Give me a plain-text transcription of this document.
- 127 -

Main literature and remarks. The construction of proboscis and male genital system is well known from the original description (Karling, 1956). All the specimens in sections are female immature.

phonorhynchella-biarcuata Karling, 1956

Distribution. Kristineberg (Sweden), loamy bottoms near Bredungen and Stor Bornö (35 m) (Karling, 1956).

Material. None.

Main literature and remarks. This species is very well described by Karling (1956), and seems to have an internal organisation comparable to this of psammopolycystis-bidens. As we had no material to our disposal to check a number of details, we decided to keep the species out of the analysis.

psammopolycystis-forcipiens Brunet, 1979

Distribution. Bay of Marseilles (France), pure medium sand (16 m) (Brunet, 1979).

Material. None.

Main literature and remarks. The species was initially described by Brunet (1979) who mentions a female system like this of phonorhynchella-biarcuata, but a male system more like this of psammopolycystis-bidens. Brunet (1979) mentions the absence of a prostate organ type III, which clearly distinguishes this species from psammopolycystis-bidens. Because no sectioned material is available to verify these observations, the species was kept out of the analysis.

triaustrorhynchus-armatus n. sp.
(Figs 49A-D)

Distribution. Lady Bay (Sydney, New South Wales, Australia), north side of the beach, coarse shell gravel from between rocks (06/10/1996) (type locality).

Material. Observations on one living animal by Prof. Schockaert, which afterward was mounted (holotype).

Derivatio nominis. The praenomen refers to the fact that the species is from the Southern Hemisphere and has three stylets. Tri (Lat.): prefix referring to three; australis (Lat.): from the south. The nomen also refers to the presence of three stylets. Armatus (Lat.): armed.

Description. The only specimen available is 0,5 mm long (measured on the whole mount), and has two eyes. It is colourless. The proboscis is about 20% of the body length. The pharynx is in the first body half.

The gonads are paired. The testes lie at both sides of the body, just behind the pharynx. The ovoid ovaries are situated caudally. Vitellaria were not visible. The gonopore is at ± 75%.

= = = = = = =

**REQUEST**:
Write the material out again in its entirety, exactly as shown.

**COMPLETED TASK**:
Give me a plain-text transcription of this document.
- 127 -

Main literature and remarks. The construction of proboscis and male genital system is well known from the original description (Karling, 1956). All the specimens in sections are female immature.

phonorhynchella-biarcuata Karling, 1956

Distribution. Kristineberg (Sweden), loamy bottoms near Bredungen and Stor Bornö (35 m) (Karling, 1956).

Material. None.

Main literature and remarks. This species is very well described by Karling (1956), and seems to have an internal organisation comparable to this of psammopolycystis-bidens. As we had no material to our disposal to check a number of details, we decided to keep the species out of the analysis.

psammopolycystis-forcipiens Brunet, 1979

Distribution. Bay of Marseilles (France), pure medium sand (16 m) (Brunet, 1979).

Material. None.

Main literature and remarks. The species was initially described by Brunet (1979) who mentions a female system like this of phonorhynchella-biarcuata, but a male system more like this of psammopolycystis-bidens. Brunet (1979) mentions the absence of a prostate organ type III, which clearly distinguishes this species from psammopolycystis-bidens. Because no sectioned material is available to verify these observations, the species was kept out of the analysis.

triaustrorhynchus-armatus n. sp.
(Figs 49A-D)

Distribution. Lady Bay (Sydney, New South Wales, Australia), north side of the beach, coarse shell gravel from between rocks (06/10/1996) (type locality).

Material. Observations on one living animal by Prof. Schockaert, which afterward was mounted (holotype).

Derivatio nominis. The praenomen refers to the fact that the species is from the Southern Hemisphere and has three stylets. Tri (Lat.): prefix referring to three; australis (Lat.): from the south. The nomen also refers to the presence of three stylets. Armatus (Lat.): armed.

Description. The only specimen available is 0,5 mm long (measured on the whole mount), and has two eyes. It is colourless. The proboscis is about 20% of the body length. The pharynx is in the first body half.

The gonads are paired. The testes lie at both sides of the body, just behind the pharynx. The ovoid ovaries are situated caudally. Vitellaria were not visible. The gonopore is at ± 75%.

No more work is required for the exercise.